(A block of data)
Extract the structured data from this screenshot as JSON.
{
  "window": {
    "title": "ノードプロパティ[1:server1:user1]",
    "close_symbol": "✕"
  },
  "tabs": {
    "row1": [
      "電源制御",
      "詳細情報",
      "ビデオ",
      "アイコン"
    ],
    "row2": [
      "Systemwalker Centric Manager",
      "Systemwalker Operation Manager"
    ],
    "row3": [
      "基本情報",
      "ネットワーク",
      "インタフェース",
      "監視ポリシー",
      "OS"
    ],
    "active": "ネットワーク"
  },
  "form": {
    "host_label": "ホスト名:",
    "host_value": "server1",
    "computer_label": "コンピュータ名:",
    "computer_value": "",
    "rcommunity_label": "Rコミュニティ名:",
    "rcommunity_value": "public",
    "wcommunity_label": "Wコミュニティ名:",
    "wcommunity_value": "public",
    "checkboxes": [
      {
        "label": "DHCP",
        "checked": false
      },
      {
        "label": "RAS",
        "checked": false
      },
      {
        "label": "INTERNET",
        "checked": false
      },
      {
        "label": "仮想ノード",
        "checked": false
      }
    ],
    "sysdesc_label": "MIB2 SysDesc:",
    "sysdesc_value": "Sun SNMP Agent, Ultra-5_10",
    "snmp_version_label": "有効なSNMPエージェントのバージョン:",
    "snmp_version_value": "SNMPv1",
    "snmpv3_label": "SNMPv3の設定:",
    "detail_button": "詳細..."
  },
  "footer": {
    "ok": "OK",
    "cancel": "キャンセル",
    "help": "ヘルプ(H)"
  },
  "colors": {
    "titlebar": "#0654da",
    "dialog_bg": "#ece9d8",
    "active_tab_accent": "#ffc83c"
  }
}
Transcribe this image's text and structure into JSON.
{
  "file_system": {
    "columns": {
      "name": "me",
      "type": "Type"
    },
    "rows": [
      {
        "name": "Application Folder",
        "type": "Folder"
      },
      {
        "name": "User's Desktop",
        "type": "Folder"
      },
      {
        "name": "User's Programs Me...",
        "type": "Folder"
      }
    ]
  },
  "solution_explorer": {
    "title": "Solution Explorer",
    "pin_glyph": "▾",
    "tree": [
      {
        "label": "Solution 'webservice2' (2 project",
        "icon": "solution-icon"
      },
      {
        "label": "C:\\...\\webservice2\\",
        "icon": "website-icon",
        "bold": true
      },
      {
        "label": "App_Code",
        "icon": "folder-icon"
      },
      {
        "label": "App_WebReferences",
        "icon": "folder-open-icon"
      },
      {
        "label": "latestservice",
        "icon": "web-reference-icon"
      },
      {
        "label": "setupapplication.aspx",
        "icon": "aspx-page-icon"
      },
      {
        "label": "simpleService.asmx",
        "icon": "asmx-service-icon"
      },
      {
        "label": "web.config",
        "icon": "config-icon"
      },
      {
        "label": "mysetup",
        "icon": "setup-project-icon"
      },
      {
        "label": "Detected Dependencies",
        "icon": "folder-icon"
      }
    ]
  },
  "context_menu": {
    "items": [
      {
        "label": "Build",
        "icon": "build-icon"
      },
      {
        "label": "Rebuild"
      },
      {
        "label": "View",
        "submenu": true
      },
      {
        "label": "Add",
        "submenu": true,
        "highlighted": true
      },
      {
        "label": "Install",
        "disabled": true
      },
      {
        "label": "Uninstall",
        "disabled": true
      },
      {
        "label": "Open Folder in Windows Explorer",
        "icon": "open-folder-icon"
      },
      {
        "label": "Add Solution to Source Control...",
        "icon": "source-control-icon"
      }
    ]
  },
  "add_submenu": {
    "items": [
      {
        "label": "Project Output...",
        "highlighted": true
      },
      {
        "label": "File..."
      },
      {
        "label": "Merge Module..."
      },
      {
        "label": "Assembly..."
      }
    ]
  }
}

TASK TO CARRY OUT: Pick out all lines containing the string "aspx".

SOLUTION TO THIS TASK:
        "label": "setupapplication.aspx",
        "icon": "aspx-page-icon"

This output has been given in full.